**Work to complete:**
From the records below, give the number of lines that contain the string "JSON", without any other text.

※

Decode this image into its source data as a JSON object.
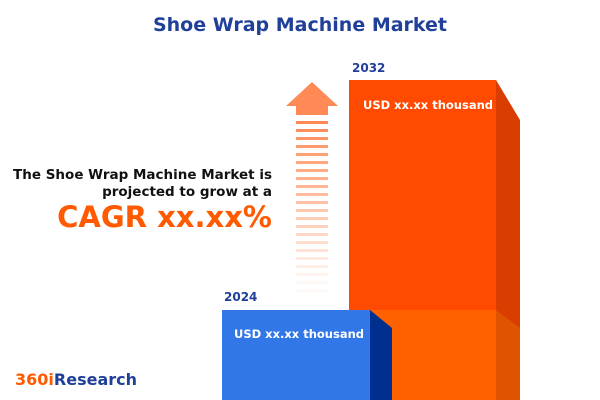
{
  "title": "Shoe Wrap Machine Market",
  "description_line1": "The Shoe Wrap Machine Market is",
  "description_line2": "projected to grow at a",
  "cagr": "CAGR xx.xx%",
  "logo": {
    "part1": "360i",
    "part2": "Research"
  },
  "chart_data": {
    "type": "bar",
    "categories": [
      "2024",
      "2032"
    ],
    "data_labels": [
      "USD xx.xx thousand",
      "USD xx.xx thousand"
    ],
    "colors": {
      "2024": "#3177e8",
      "2032": "#ff4a00"
    }
  }
}
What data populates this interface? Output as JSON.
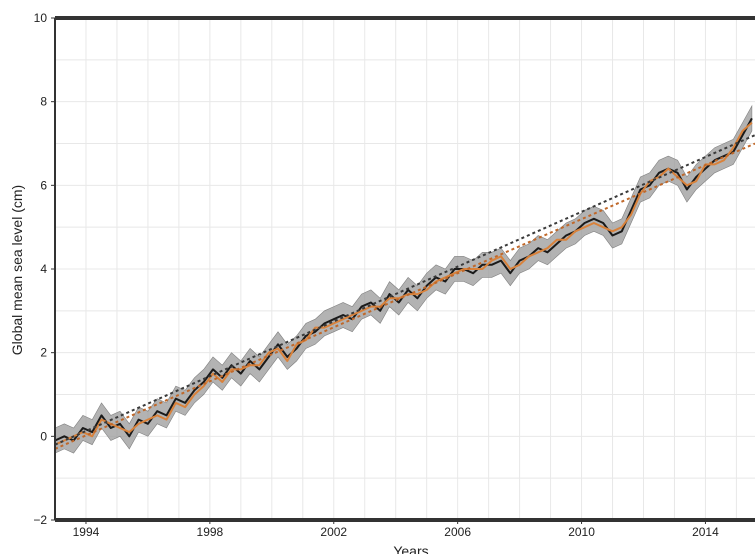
{
  "chart_data": {
    "type": "line",
    "title": "",
    "xlabel": "Years",
    "ylabel": "Global mean sea level (cm)",
    "xlim": [
      1993.0,
      2015.6
    ],
    "ylim": [
      -2,
      10
    ],
    "xticks": [
      1994,
      1998,
      2002,
      2006,
      2010,
      2014
    ],
    "xtick_labels": [
      "1994",
      "1998",
      "2002",
      "2006",
      "2010",
      "2014"
    ],
    "yticks": [
      -2,
      0,
      2,
      4,
      6,
      8,
      10
    ],
    "ytick_labels": [
      "−2",
      "0",
      "2",
      "4",
      "6",
      "8",
      "10"
    ],
    "grid": true,
    "legend": "none",
    "colors": {
      "band": "#9a9a9a",
      "black_series": "#1a1a1a",
      "orange_series": "#d9823b",
      "trend_black": "#3a3a3a",
      "trend_orange": "#c0682a",
      "grid": "#e8e8e8",
      "axis": "#333333"
    },
    "series": [
      {
        "style": "solid",
        "color": "#1a1a1a",
        "uncertainty_halfwidth": 0.3,
        "x": [
          1993.0,
          1993.3,
          1993.6,
          1993.9,
          1994.2,
          1994.5,
          1994.8,
          1995.1,
          1995.4,
          1995.7,
          1996.0,
          1996.3,
          1996.6,
          1996.9,
          1997.2,
          1997.5,
          1997.8,
          1998.1,
          1998.4,
          1998.7,
          1999.0,
          1999.3,
          1999.6,
          1999.9,
          2000.2,
          2000.5,
          2000.8,
          2001.1,
          2001.4,
          2001.7,
          2002.0,
          2002.3,
          2002.6,
          2002.9,
          2003.2,
          2003.5,
          2003.8,
          2004.1,
          2004.4,
          2004.7,
          2005.0,
          2005.3,
          2005.6,
          2005.9,
          2006.2,
          2006.5,
          2006.8,
          2007.1,
          2007.4,
          2007.7,
          2008.0,
          2008.3,
          2008.6,
          2008.9,
          2009.2,
          2009.5,
          2009.8,
          2010.1,
          2010.4,
          2010.7,
          2011.0,
          2011.3,
          2011.6,
          2011.9,
          2012.2,
          2012.5,
          2012.8,
          2013.1,
          2013.4,
          2013.7,
          2014.0,
          2014.3,
          2014.6,
          2014.9,
          2015.2,
          2015.5
        ],
        "y": [
          -0.1,
          0.0,
          -0.1,
          0.2,
          0.1,
          0.5,
          0.2,
          0.3,
          0.0,
          0.4,
          0.3,
          0.6,
          0.5,
          0.9,
          0.8,
          1.1,
          1.3,
          1.6,
          1.4,
          1.7,
          1.5,
          1.8,
          1.6,
          1.9,
          2.2,
          1.9,
          2.1,
          2.4,
          2.5,
          2.7,
          2.8,
          2.9,
          2.8,
          3.1,
          3.2,
          3.0,
          3.4,
          3.2,
          3.5,
          3.3,
          3.6,
          3.8,
          3.7,
          4.0,
          4.0,
          3.9,
          4.1,
          4.1,
          4.2,
          3.9,
          4.2,
          4.3,
          4.5,
          4.4,
          4.6,
          4.8,
          4.9,
          5.1,
          5.2,
          5.1,
          4.8,
          4.9,
          5.4,
          5.9,
          6.0,
          6.3,
          6.4,
          6.3,
          5.9,
          6.2,
          6.4,
          6.6,
          6.7,
          6.8,
          7.2,
          7.6
        ]
      },
      {
        "style": "solid",
        "color": "#d9823b",
        "x": [
          1993.0,
          1993.3,
          1993.6,
          1993.9,
          1994.2,
          1994.5,
          1994.8,
          1995.1,
          1995.4,
          1995.7,
          1996.0,
          1996.3,
          1996.6,
          1996.9,
          1997.2,
          1997.5,
          1997.8,
          1998.1,
          1998.4,
          1998.7,
          1999.0,
          1999.3,
          1999.6,
          1999.9,
          2000.2,
          2000.5,
          2000.8,
          2001.1,
          2001.4,
          2001.7,
          2002.0,
          2002.3,
          2002.6,
          2002.9,
          2003.2,
          2003.5,
          2003.8,
          2004.1,
          2004.4,
          2004.7,
          2005.0,
          2005.3,
          2005.6,
          2005.9,
          2006.2,
          2006.5,
          2006.8,
          2007.1,
          2007.4,
          2007.7,
          2008.0,
          2008.3,
          2008.6,
          2008.9,
          2009.2,
          2009.5,
          2009.8,
          2010.1,
          2010.4,
          2010.7,
          2011.0,
          2011.3,
          2011.6,
          2011.9,
          2012.2,
          2012.5,
          2012.8,
          2013.1,
          2013.4,
          2013.7,
          2014.0,
          2014.3,
          2014.6,
          2014.9,
          2015.2,
          2015.5
        ],
        "y": [
          -0.2,
          -0.1,
          0.0,
          0.1,
          0.0,
          0.4,
          0.3,
          0.2,
          0.1,
          0.3,
          0.4,
          0.5,
          0.4,
          0.8,
          0.7,
          1.0,
          1.2,
          1.5,
          1.3,
          1.6,
          1.6,
          1.7,
          1.7,
          2.0,
          2.1,
          1.8,
          2.2,
          2.3,
          2.6,
          2.6,
          2.7,
          2.8,
          2.9,
          3.0,
          3.1,
          3.1,
          3.3,
          3.3,
          3.4,
          3.4,
          3.5,
          3.7,
          3.8,
          3.9,
          4.0,
          4.0,
          4.0,
          4.2,
          4.3,
          4.0,
          4.1,
          4.3,
          4.4,
          4.5,
          4.7,
          4.7,
          4.9,
          5.0,
          5.1,
          5.0,
          4.9,
          5.0,
          5.3,
          5.8,
          6.1,
          6.2,
          6.4,
          6.2,
          6.0,
          6.1,
          6.5,
          6.5,
          6.6,
          6.9,
          7.3,
          7.5
        ]
      },
      {
        "style": "dotted",
        "color": "#3a3a3a",
        "x": [
          1993.0,
          2015.6
        ],
        "y": [
          -0.2,
          7.2
        ]
      },
      {
        "style": "dotted",
        "color": "#c0682a",
        "x": [
          1993.0,
          2015.6
        ],
        "y": [
          -0.3,
          7.0
        ]
      }
    ]
  }
}
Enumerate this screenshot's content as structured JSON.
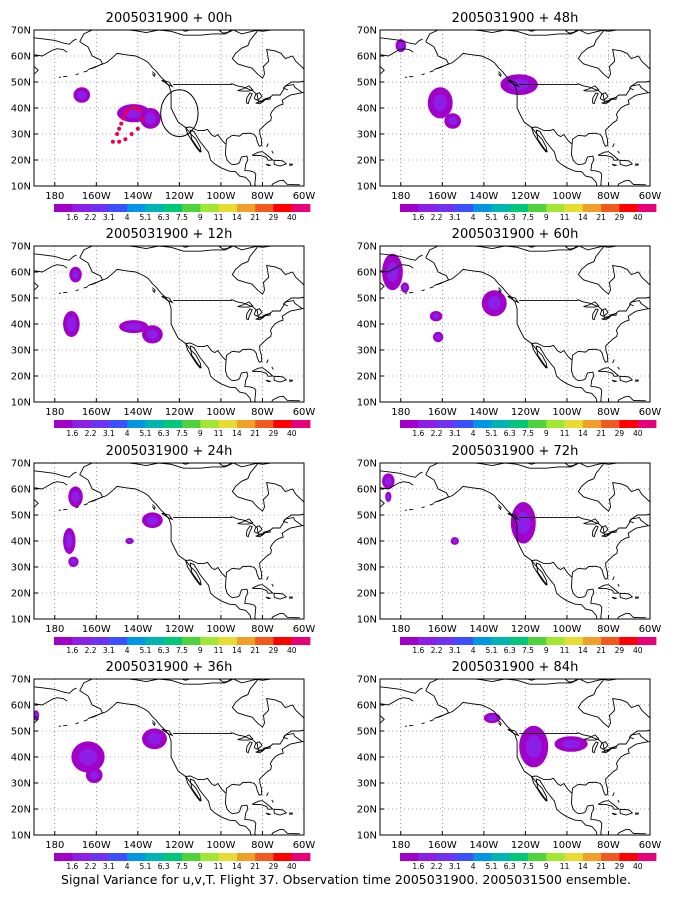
{
  "figure": {
    "caption": "Signal Variance for u,v,T. Flight 37. Observation time 2005031900. 2005031500 ensemble."
  },
  "colorbar": {
    "labels": [
      "1.6",
      "2.2",
      "3.1",
      "4",
      "5.1",
      "6.3",
      "7.5",
      "9",
      "11",
      "14",
      "21",
      "29",
      "40"
    ],
    "colors": [
      "#a000c8",
      "#8c1ee6",
      "#6e32f0",
      "#3c50ff",
      "#0096e1",
      "#00b4b4",
      "#00c878",
      "#50d23c",
      "#a0e632",
      "#e6dc32",
      "#f0a028",
      "#f05a1e",
      "#ff0000",
      "#e6007a"
    ]
  },
  "axes": {
    "x_ticks": [
      "180",
      "160W",
      "140W",
      "120W",
      "100W",
      "80W",
      "60W"
    ],
    "y_ticks": [
      "10N",
      "20N",
      "30N",
      "40N",
      "50N",
      "60N",
      "70N"
    ]
  },
  "chart_data": [
    {
      "type": "heatmap",
      "title": "2005031900 + 00h",
      "xlim": [
        -190,
        -60
      ],
      "ylim": [
        10,
        70
      ],
      "blobs": [
        {
          "lon": -167,
          "lat": 45,
          "rx": 4,
          "ry": 3
        },
        {
          "lon": -142,
          "lat": 38,
          "rx": 8,
          "ry": 3.5
        },
        {
          "lon": -134,
          "lat": 36,
          "rx": 5,
          "ry": 4
        }
      ],
      "track": [
        [
          -152,
          27
        ],
        [
          -150,
          30
        ],
        [
          -149,
          32
        ],
        [
          -148,
          34
        ],
        [
          -147,
          36
        ],
        [
          -146,
          38
        ],
        [
          -145,
          39
        ],
        [
          -143,
          40
        ],
        [
          -141,
          40
        ],
        [
          -139,
          39
        ],
        [
          -138,
          36
        ],
        [
          -140,
          32
        ],
        [
          -143,
          30
        ],
        [
          -146,
          28
        ],
        [
          -149,
          27
        ]
      ],
      "circle": {
        "lon": -120,
        "lat": 38,
        "r": 9
      }
    },
    {
      "type": "heatmap",
      "title": "2005031900 + 48h",
      "xlim": [
        -190,
        -60
      ],
      "ylim": [
        10,
        70
      ],
      "blobs": [
        {
          "lon": -180,
          "lat": 64,
          "rx": 2.5,
          "ry": 2.5
        },
        {
          "lon": -161,
          "lat": 42,
          "rx": 6,
          "ry": 6
        },
        {
          "lon": -155,
          "lat": 35,
          "rx": 4,
          "ry": 3
        },
        {
          "lon": -123,
          "lat": 49,
          "rx": 9,
          "ry": 4
        }
      ]
    },
    {
      "type": "heatmap",
      "title": "2005031900 + 12h",
      "xlim": [
        -190,
        -60
      ],
      "ylim": [
        10,
        70
      ],
      "blobs": [
        {
          "lon": -170,
          "lat": 59,
          "rx": 3,
          "ry": 3
        },
        {
          "lon": -172,
          "lat": 40,
          "rx": 4,
          "ry": 5
        },
        {
          "lon": -142,
          "lat": 39,
          "rx": 7,
          "ry": 2.5
        },
        {
          "lon": -133,
          "lat": 36,
          "rx": 5,
          "ry": 3.5
        }
      ]
    },
    {
      "type": "heatmap",
      "title": "2005031900 + 60h",
      "xlim": [
        -190,
        -60
      ],
      "ylim": [
        10,
        70
      ],
      "blobs": [
        {
          "lon": -184,
          "lat": 60,
          "rx": 5,
          "ry": 7
        },
        {
          "lon": -178,
          "lat": 54,
          "rx": 2,
          "ry": 2
        },
        {
          "lon": -163,
          "lat": 43,
          "rx": 3,
          "ry": 2
        },
        {
          "lon": -162,
          "lat": 35,
          "rx": 2.5,
          "ry": 2
        },
        {
          "lon": -135,
          "lat": 48,
          "rx": 6,
          "ry": 5
        }
      ]
    },
    {
      "type": "heatmap",
      "title": "2005031900 + 24h",
      "xlim": [
        -190,
        -60
      ],
      "ylim": [
        10,
        70
      ],
      "blobs": [
        {
          "lon": -170,
          "lat": 57,
          "rx": 3.5,
          "ry": 4
        },
        {
          "lon": -173,
          "lat": 40,
          "rx": 3,
          "ry": 5
        },
        {
          "lon": -171,
          "lat": 32,
          "rx": 2.5,
          "ry": 2
        },
        {
          "lon": -133,
          "lat": 48,
          "rx": 5,
          "ry": 3
        },
        {
          "lon": -144,
          "lat": 40,
          "rx": 2,
          "ry": 1.2
        }
      ]
    },
    {
      "type": "heatmap",
      "title": "2005031900 + 72h",
      "xlim": [
        -190,
        -60
      ],
      "ylim": [
        10,
        70
      ],
      "blobs": [
        {
          "lon": -186,
          "lat": 63,
          "rx": 3,
          "ry": 3
        },
        {
          "lon": -186,
          "lat": 57,
          "rx": 1.5,
          "ry": 2
        },
        {
          "lon": -154,
          "lat": 40,
          "rx": 2,
          "ry": 1.5
        },
        {
          "lon": -121,
          "lat": 47,
          "rx": 6,
          "ry": 8
        }
      ]
    },
    {
      "type": "heatmap",
      "title": "2005031900 + 36h",
      "xlim": [
        -190,
        -60
      ],
      "ylim": [
        10,
        70
      ],
      "blobs": [
        {
          "lon": -189,
          "lat": 56,
          "rx": 1.5,
          "ry": 2
        },
        {
          "lon": -164,
          "lat": 40,
          "rx": 8,
          "ry": 6
        },
        {
          "lon": -161,
          "lat": 33,
          "rx": 4,
          "ry": 3
        },
        {
          "lon": -132,
          "lat": 47,
          "rx": 6,
          "ry": 4
        }
      ]
    },
    {
      "type": "heatmap",
      "title": "2005031900 + 84h",
      "xlim": [
        -190,
        -60
      ],
      "ylim": [
        10,
        70
      ],
      "blobs": [
        {
          "lon": -136,
          "lat": 55,
          "rx": 4,
          "ry": 2
        },
        {
          "lon": -116,
          "lat": 44,
          "rx": 7,
          "ry": 8
        },
        {
          "lon": -98,
          "lat": 45,
          "rx": 8,
          "ry": 3
        }
      ]
    }
  ]
}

※

**Task response:**
3